• _Task details_: Return the items without changes, starting at the line that contains "Patent image size: (685, 790)." and ending after the line that contains "The annular support".

• _Dataset entries_:
◇ ◇ ◇ ◇ ◇

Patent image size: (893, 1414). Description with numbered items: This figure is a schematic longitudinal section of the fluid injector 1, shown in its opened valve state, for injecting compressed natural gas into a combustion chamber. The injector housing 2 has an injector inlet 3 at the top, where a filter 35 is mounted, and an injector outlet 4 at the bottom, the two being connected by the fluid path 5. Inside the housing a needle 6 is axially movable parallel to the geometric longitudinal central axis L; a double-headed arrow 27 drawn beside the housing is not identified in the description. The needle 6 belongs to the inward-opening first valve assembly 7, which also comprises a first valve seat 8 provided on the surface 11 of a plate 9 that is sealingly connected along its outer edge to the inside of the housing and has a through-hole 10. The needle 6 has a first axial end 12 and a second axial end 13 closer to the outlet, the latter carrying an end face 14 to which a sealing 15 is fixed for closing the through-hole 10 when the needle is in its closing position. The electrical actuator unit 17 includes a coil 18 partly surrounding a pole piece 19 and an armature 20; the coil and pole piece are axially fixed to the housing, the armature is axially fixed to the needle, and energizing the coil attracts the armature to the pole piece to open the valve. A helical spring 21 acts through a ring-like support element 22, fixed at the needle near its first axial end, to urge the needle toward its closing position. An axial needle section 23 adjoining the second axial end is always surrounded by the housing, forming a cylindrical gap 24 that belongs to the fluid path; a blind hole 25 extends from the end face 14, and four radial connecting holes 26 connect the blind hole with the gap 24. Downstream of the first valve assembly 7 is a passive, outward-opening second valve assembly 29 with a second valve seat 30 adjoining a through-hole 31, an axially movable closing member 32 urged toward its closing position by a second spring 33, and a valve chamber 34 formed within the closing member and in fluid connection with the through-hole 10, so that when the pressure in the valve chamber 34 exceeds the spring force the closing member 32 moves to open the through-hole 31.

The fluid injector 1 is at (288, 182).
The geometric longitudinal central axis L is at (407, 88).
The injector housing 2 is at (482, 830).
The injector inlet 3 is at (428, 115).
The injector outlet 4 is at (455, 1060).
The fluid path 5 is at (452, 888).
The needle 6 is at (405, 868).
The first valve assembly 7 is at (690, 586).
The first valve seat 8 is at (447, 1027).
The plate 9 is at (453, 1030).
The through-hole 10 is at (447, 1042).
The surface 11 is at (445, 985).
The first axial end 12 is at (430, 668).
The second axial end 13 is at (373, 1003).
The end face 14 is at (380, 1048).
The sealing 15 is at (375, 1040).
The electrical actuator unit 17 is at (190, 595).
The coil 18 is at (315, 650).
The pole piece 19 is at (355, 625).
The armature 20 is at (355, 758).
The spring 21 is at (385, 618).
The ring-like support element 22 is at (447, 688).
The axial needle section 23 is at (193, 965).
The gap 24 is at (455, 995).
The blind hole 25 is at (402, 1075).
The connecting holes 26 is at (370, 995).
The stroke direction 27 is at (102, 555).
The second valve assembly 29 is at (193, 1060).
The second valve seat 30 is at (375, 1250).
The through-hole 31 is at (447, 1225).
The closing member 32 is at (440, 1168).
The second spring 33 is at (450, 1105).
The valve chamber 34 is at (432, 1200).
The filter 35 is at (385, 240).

◇ ◇ ◇ ◇ ◇

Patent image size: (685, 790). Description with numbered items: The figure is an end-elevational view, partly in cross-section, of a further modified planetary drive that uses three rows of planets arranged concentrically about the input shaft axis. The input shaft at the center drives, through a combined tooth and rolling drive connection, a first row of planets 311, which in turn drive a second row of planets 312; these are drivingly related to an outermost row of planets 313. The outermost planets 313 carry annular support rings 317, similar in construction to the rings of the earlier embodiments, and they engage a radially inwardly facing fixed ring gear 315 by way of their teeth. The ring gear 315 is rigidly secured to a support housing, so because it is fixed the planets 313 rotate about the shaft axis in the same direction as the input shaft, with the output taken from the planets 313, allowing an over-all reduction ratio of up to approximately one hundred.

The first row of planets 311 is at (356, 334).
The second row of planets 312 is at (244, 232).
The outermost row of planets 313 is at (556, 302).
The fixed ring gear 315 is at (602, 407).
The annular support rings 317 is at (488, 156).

◇ ◇ ◇ ◇ ◇

• _Answer below_:
Patent image size: (685, 790). Description with numbered items: The figure is an end-elevational view, partly in cross-section, of a further modified planetary drive that uses three rows of planets arranged concentrically about the input shaft axis. The input shaft at the center drives, through a combined tooth and rolling drive connection, a first row of planets 311, which in turn drive a second row of planets 312; these are drivingly related to an outermost row of planets 313. The outermost planets 313 carry annular support rings 317, similar in construction to the rings of the earlier embodiments, and they engage a radially inwardly facing fixed ring gear 315 by way of their teeth. The ring gear 315 is rigidly secured to a support housing, so because it is fixed the planets 313 rotate about the shaft axis in the same direction as the input shaft, with the output taken from the planets 313, allowing an over-all reduction ratio of up to approximately one hundred.

The first row of planets 311 is at (356, 334).
The second row of planets 312 is at (244, 232).
The outermost row of planets 313 is at (556, 302).
The fixed ring gear 315 is at (602, 407).
The annular support rings 317 is at (488, 156).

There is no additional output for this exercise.